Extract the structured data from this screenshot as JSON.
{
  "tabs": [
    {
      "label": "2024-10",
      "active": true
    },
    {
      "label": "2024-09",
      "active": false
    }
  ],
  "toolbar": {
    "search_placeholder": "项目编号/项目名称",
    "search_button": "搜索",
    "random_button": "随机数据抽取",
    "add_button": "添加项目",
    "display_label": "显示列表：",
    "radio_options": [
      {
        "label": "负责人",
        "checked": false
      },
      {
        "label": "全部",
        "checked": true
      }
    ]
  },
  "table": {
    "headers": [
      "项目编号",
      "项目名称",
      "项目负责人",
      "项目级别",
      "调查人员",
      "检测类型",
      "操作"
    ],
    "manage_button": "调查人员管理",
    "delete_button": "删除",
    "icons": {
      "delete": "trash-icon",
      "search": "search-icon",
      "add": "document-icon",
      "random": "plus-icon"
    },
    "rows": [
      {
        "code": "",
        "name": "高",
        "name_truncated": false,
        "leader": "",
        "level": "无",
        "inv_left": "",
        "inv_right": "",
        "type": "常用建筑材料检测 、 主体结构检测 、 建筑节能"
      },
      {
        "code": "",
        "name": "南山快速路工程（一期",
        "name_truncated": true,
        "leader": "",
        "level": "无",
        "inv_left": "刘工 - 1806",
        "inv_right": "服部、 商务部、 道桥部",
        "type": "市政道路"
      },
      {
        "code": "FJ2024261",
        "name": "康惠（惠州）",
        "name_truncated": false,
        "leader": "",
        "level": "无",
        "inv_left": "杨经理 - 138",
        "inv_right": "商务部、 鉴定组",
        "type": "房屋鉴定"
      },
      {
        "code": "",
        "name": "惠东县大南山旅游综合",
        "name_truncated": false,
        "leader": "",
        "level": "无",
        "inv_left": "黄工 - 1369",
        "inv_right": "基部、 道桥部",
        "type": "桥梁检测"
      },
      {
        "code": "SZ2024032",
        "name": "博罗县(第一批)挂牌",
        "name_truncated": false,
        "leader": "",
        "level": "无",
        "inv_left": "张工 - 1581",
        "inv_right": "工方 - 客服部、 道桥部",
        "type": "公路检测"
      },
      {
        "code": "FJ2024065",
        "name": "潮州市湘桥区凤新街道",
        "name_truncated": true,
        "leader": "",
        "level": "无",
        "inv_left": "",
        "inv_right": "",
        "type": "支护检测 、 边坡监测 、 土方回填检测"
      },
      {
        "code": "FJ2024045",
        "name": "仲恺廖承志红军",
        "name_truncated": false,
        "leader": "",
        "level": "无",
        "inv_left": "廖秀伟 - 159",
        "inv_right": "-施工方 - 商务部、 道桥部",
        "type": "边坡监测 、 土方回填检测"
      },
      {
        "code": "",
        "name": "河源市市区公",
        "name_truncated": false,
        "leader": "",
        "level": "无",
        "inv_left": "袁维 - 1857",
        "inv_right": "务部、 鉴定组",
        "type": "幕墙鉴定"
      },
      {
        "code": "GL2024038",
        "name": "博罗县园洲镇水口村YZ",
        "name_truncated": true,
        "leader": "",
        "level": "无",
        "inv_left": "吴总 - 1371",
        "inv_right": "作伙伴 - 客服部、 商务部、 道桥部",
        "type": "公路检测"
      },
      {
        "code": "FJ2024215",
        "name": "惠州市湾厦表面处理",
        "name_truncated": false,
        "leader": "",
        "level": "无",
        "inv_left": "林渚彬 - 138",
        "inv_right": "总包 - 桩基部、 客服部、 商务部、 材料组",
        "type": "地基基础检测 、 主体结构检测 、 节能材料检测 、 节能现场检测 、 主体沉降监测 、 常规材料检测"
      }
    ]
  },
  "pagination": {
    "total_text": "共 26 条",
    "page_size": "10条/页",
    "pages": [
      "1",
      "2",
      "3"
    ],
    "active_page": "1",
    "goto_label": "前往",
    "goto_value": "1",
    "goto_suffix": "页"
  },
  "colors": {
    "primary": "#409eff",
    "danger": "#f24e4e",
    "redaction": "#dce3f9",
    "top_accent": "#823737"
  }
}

• Task goal:
Give an exact repetition of all the material.

• Solution for this exercise:
Extract the structured data from this screenshot as JSON.
{
  "tabs": [
    {
      "label": "2024-10",
      "active": true
    },
    {
      "label": "2024-09",
      "active": false
    }
  ],
  "toolbar": {
    "search_placeholder": "项目编号/项目名称",
    "search_button": "搜索",
    "random_button": "随机数据抽取",
    "add_button": "添加项目",
    "display_label": "显示列表：",
    "radio_options": [
      {
        "label": "负责人",
        "checked": false
      },
      {
        "label": "全部",
        "checked": true
      }
    ]
  },
  "table": {
    "headers": [
      "项目编号",
      "项目名称",
      "项目负责人",
      "项目级别",
      "调查人员",
      "检测类型",
      "操作"
    ],
    "manage_button": "调查人员管理",
    "delete_button": "删除",
    "icons": {
      "delete": "trash-icon",
      "search": "search-icon",
      "add": "document-icon",
      "random": "plus-icon"
    },
    "rows": [
      {
        "code": "",
        "name": "高",
        "name_truncated": false,
        "leader": "",
        "level": "无",
        "inv_left": "",
        "inv_right": "",
        "type": "常用建筑材料检测 、 主体结构检测 、 建筑节能"
      },
      {
        "code": "",
        "name": "南山快速路工程（一期",
        "name_truncated": true,
        "leader": "",
        "level": "无",
        "inv_left": "刘工 - 1806",
        "inv_right": "服部、 商务部、 道桥部",
        "type": "市政道路"
      },
      {
        "code": "FJ2024261",
        "name": "康惠（惠州）",
        "name_truncated": false,
        "leader": "",
        "level": "无",
        "inv_left": "杨经理 - 138",
        "inv_right": "商务部、 鉴定组",
        "type": "房屋鉴定"
      },
      {
        "code": "",
        "name": "惠东县大南山旅游综合",
        "name_truncated": false,
        "leader": "",
        "level": "无",
        "inv_left": "黄工 - 1369",
        "inv_right": "基部、 道桥部",
        "type": "桥梁检测"
      },
      {
        "code": "SZ2024032",
        "name": "博罗县(第一批)挂牌",
        "name_truncated": false,
        "leader": "",
        "level": "无",
        "inv_left": "张工 - 1581",
        "inv_right": "工方 - 客服部、 道桥部",
        "type": "公路检测"
      },
      {
        "code": "FJ2024065",
        "name": "潮州市湘桥区凤新街道",
        "name_truncated": true,
        "leader": "",
        "level": "无",
        "inv_left": "",
        "inv_right": "",
        "type": "支护检测 、 边坡监测 、 土方回填检测"
      },
      {
        "code": "FJ2024045",
        "name": "仲恺廖承志红军",
        "name_truncated": false,
        "leader": "",
        "level": "无",
        "inv_left": "廖秀伟 - 159",
        "inv_right": "-施工方 - 商务部、 道桥部",
        "type": "边坡监测 、 土方回填检测"
      },
      {
        "code": "",
        "name": "河源市市区公",
        "name_truncated": false,
        "leader": "",
        "level": "无",
        "inv_left": "袁维 - 1857",
        "inv_right": "务部、 鉴定组",
        "type": "幕墙鉴定"
      },
      {
        "code": "GL2024038",
        "name": "博罗县园洲镇水口村YZ",
        "name_truncated": true,
        "leader": "",
        "level": "无",
        "inv_left": "吴总 - 1371",
        "inv_right": "作伙伴 - 客服部、 商务部、 道桥部",
        "type": "公路检测"
      },
      {
        "code": "FJ2024215",
        "name": "惠州市湾厦表面处理",
        "name_truncated": false,
        "leader": "",
        "level": "无",
        "inv_left": "林渚彬 - 138",
        "inv_right": "总包 - 桩基部、 客服部、 商务部、 材料组",
        "type": "地基基础检测 、 主体结构检测 、 节能材料检测 、 节能现场检测 、 主体沉降监测 、 常规材料检测"
      }
    ]
  },
  "pagination": {
    "total_text": "共 26 条",
    "page_size": "10条/页",
    "pages": [
      "1",
      "2",
      "3"
    ],
    "active_page": "1",
    "goto_label": "前往",
    "goto_value": "1",
    "goto_suffix": "页"
  },
  "colors": {
    "primary": "#409eff",
    "danger": "#f24e4e",
    "redaction": "#dce3f9",
    "top_accent": "#823737"
  }
}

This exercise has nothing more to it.